Exercise details
Find every line in the records below that holds the word "pipeline", and copy it out.

Input for this task
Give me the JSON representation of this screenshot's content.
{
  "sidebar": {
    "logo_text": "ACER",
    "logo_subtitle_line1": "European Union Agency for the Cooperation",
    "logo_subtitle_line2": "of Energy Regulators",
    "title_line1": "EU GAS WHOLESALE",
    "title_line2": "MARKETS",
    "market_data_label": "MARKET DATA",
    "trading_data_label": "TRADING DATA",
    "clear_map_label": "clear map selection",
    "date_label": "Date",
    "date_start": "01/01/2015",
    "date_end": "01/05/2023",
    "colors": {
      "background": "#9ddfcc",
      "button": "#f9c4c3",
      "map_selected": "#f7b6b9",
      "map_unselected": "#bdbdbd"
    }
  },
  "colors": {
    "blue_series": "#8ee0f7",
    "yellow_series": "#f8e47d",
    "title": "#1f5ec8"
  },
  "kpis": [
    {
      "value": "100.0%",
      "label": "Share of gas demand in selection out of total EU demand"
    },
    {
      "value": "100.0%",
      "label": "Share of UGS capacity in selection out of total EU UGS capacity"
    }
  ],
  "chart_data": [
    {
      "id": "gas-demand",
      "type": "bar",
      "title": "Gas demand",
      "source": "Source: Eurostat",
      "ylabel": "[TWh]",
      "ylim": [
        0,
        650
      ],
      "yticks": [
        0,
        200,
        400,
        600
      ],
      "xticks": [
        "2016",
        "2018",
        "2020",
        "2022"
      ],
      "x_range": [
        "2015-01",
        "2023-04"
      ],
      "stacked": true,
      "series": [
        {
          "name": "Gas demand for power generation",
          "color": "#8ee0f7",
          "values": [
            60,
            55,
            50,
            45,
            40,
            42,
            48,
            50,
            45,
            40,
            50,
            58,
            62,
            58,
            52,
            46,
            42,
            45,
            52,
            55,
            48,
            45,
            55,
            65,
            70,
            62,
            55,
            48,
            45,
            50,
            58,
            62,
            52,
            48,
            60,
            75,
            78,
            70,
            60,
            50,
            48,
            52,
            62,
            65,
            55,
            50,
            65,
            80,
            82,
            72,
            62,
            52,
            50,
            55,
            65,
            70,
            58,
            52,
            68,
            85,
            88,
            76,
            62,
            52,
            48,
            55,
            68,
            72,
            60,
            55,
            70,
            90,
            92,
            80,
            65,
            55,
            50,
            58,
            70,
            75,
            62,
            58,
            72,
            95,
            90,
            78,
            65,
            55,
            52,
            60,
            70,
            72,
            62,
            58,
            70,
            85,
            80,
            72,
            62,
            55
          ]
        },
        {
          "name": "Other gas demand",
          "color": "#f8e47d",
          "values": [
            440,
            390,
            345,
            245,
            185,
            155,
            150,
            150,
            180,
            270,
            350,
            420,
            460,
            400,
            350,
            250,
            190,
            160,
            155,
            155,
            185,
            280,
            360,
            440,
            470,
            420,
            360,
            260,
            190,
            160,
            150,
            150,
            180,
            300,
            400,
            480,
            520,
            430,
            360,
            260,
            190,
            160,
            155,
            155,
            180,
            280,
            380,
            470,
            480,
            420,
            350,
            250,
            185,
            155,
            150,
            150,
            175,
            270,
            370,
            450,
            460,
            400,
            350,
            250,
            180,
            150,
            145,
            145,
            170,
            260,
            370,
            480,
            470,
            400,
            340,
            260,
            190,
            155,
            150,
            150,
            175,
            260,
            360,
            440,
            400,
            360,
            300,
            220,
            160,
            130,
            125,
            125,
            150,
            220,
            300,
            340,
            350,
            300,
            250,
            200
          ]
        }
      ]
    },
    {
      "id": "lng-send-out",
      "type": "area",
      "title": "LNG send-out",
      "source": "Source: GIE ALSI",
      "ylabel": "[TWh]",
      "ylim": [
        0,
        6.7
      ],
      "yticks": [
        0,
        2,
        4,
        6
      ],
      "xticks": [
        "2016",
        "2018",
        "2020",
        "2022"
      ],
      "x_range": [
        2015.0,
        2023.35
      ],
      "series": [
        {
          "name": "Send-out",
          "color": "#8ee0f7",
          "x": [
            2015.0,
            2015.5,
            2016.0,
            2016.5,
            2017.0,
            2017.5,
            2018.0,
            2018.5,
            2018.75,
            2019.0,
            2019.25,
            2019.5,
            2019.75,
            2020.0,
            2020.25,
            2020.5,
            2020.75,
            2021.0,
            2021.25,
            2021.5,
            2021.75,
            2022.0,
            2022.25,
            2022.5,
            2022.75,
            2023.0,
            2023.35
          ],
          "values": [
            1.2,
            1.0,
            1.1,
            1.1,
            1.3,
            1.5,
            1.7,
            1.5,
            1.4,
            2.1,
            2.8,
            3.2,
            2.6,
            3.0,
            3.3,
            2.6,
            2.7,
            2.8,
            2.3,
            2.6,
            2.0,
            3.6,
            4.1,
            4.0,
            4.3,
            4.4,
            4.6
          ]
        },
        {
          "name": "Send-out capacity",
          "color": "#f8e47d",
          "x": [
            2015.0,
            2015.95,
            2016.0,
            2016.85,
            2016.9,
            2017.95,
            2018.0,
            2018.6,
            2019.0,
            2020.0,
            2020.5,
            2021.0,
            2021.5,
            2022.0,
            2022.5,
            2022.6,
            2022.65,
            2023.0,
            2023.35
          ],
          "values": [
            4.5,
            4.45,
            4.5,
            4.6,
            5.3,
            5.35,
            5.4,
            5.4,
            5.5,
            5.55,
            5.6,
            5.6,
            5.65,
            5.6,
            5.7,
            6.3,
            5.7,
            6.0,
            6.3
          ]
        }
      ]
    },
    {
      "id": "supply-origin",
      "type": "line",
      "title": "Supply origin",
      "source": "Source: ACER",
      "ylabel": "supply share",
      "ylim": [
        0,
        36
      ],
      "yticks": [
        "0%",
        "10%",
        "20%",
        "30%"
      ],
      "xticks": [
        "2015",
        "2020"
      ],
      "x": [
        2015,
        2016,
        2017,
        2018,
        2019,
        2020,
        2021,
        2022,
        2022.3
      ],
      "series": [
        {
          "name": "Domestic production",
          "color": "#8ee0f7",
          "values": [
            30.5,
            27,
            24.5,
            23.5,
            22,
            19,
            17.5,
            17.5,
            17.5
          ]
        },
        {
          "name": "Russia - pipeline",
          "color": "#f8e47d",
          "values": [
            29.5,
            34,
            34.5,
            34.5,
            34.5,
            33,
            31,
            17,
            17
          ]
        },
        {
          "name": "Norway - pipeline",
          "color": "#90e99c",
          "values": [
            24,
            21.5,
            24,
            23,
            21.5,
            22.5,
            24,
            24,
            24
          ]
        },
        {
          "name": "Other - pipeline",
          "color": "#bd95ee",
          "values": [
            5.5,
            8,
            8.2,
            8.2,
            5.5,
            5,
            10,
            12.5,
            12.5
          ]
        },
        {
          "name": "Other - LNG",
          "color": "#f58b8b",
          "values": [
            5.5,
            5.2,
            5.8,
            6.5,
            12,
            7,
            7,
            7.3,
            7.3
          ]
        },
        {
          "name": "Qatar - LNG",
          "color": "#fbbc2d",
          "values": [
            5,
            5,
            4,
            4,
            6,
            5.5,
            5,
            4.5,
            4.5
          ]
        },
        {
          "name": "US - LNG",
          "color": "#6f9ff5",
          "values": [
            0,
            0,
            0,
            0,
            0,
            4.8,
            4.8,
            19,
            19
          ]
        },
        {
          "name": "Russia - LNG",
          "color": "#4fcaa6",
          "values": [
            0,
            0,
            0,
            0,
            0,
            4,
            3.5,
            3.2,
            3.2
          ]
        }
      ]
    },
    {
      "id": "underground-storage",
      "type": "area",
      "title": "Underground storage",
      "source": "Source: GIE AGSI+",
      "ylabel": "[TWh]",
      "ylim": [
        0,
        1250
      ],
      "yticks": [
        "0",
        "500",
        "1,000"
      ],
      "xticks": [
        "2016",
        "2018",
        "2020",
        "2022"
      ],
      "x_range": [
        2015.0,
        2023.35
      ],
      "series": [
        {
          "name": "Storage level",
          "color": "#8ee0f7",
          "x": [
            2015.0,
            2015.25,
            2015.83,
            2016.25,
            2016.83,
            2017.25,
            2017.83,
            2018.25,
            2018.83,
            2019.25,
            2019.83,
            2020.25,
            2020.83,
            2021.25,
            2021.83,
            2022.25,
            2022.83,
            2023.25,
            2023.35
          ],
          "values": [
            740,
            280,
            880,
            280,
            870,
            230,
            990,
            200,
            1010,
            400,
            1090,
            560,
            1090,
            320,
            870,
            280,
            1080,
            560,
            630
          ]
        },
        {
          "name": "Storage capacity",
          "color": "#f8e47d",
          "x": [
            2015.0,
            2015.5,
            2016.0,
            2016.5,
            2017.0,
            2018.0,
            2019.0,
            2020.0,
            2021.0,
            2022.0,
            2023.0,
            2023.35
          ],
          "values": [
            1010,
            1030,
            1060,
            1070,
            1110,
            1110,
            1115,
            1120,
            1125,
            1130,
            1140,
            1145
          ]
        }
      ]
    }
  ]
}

Reply
          "name": "Russia - pipeline",
          "name": "Norway - pipeline",
          "name": "Other - pipeline",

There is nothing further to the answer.